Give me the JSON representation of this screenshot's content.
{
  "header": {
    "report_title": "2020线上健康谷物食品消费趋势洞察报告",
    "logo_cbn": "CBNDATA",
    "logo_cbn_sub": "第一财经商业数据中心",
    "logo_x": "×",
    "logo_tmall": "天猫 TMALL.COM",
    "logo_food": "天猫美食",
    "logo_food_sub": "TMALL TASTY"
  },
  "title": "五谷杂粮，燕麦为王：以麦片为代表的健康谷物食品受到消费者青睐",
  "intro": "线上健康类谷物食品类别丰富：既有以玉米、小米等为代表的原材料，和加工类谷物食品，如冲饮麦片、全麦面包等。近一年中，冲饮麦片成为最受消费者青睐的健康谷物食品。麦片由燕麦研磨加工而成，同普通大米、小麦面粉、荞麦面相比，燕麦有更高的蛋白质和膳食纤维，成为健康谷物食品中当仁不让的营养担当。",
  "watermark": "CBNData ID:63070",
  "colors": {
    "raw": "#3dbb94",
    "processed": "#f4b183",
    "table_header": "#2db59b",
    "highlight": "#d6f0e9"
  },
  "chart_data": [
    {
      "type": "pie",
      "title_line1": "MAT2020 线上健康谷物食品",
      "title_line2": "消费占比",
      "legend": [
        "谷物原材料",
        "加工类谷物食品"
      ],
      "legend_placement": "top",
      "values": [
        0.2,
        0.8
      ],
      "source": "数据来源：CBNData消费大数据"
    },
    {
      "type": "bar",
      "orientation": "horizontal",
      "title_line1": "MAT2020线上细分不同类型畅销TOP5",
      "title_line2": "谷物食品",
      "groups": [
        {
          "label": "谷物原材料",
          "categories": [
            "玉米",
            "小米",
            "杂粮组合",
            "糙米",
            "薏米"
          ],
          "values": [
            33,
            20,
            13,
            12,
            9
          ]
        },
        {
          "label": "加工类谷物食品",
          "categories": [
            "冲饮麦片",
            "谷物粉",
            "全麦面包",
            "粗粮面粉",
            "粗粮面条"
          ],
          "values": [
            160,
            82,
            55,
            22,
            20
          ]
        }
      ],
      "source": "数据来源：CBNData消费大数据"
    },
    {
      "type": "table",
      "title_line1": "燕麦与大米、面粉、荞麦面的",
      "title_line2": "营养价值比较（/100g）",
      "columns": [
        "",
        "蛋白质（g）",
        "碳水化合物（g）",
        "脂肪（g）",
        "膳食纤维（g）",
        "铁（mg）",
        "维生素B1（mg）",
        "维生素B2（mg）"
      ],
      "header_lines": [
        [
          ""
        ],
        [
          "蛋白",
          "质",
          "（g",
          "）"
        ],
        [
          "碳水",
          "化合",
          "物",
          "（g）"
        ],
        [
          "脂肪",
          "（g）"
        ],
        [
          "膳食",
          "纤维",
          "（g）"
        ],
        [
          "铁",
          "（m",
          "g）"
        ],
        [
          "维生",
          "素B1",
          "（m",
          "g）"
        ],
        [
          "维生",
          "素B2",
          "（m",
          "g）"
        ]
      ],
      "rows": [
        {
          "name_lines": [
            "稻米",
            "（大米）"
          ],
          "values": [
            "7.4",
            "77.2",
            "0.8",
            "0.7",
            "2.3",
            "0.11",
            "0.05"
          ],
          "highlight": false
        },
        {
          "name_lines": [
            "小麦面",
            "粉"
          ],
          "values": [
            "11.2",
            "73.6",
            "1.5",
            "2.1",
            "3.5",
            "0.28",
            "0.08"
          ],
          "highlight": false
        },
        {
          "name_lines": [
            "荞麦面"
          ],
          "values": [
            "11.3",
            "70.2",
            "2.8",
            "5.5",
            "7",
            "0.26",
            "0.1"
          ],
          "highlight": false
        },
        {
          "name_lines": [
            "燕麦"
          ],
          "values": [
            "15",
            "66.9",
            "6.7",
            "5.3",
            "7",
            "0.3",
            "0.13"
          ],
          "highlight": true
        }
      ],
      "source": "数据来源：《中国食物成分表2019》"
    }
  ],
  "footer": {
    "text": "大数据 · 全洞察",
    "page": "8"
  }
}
------------------------
### PROBLEM
Take the listing above and set it down exactly.

### EXERCISE RESPONSE
Give me the JSON representation of this screenshot's content.
{
  "header": {
    "report_title": "2020线上健康谷物食品消费趋势洞察报告",
    "logo_cbn": "CBNDATA",
    "logo_cbn_sub": "第一财经商业数据中心",
    "logo_x": "×",
    "logo_tmall": "天猫 TMALL.COM",
    "logo_food": "天猫美食",
    "logo_food_sub": "TMALL TASTY"
  },
  "title": "五谷杂粮，燕麦为王：以麦片为代表的健康谷物食品受到消费者青睐",
  "intro": "线上健康类谷物食品类别丰富：既有以玉米、小米等为代表的原材料，和加工类谷物食品，如冲饮麦片、全麦面包等。近一年中，冲饮麦片成为最受消费者青睐的健康谷物食品。麦片由燕麦研磨加工而成，同普通大米、小麦面粉、荞麦面相比，燕麦有更高的蛋白质和膳食纤维，成为健康谷物食品中当仁不让的营养担当。",
  "watermark": "CBNData ID:63070",
  "colors": {
    "raw": "#3dbb94",
    "processed": "#f4b183",
    "table_header": "#2db59b",
    "highlight": "#d6f0e9"
  },
  "chart_data": [
    {
      "type": "pie",
      "title_line1": "MAT2020 线上健康谷物食品",
      "title_line2": "消费占比",
      "legend": [
        "谷物原材料",
        "加工类谷物食品"
      ],
      "legend_placement": "top",
      "values": [
        0.2,
        0.8
      ],
      "source": "数据来源：CBNData消费大数据"
    },
    {
      "type": "bar",
      "orientation": "horizontal",
      "title_line1": "MAT2020线上细分不同类型畅销TOP5",
      "title_line2": "谷物食品",
      "groups": [
        {
          "label": "谷物原材料",
          "categories": [
            "玉米",
            "小米",
            "杂粮组合",
            "糙米",
            "薏米"
          ],
          "values": [
            33,
            20,
            13,
            12,
            9
          ]
        },
        {
          "label": "加工类谷物食品",
          "categories": [
            "冲饮麦片",
            "谷物粉",
            "全麦面包",
            "粗粮面粉",
            "粗粮面条"
          ],
          "values": [
            160,
            82,
            55,
            22,
            20
          ]
        }
      ],
      "source": "数据来源：CBNData消费大数据"
    },
    {
      "type": "table",
      "title_line1": "燕麦与大米、面粉、荞麦面的",
      "title_line2": "营养价值比较（/100g）",
      "columns": [
        "",
        "蛋白质（g）",
        "碳水化合物（g）",
        "脂肪（g）",
        "膳食纤维（g）",
        "铁（mg）",
        "维生素B1（mg）",
        "维生素B2（mg）"
      ],
      "header_lines": [
        [
          ""
        ],
        [
          "蛋白",
          "质",
          "（g",
          "）"
        ],
        [
          "碳水",
          "化合",
          "物",
          "（g）"
        ],
        [
          "脂肪",
          "（g）"
        ],
        [
          "膳食",
          "纤维",
          "（g）"
        ],
        [
          "铁",
          "（m",
          "g）"
        ],
        [
          "维生",
          "素B1",
          "（m",
          "g）"
        ],
        [
          "维生",
          "素B2",
          "（m",
          "g）"
        ]
      ],
      "rows": [
        {
          "name_lines": [
            "稻米",
            "（大米）"
          ],
          "values": [
            "7.4",
            "77.2",
            "0.8",
            "0.7",
            "2.3",
            "0.11",
            "0.05"
          ],
          "highlight": false
        },
        {
          "name_lines": [
            "小麦面",
            "粉"
          ],
          "values": [
            "11.2",
            "73.6",
            "1.5",
            "2.1",
            "3.5",
            "0.28",
            "0.08"
          ],
          "highlight": false
        },
        {
          "name_lines": [
            "荞麦面"
          ],
          "values": [
            "11.3",
            "70.2",
            "2.8",
            "5.5",
            "7",
            "0.26",
            "0.1"
          ],
          "highlight": false
        },
        {
          "name_lines": [
            "燕麦"
          ],
          "values": [
            "15",
            "66.9",
            "6.7",
            "5.3",
            "7",
            "0.3",
            "0.13"
          ],
          "highlight": true
        }
      ],
      "source": "数据来源：《中国食物成分表2019》"
    }
  ],
  "footer": {
    "text": "大数据 · 全洞察",
    "page": "8"
  }
}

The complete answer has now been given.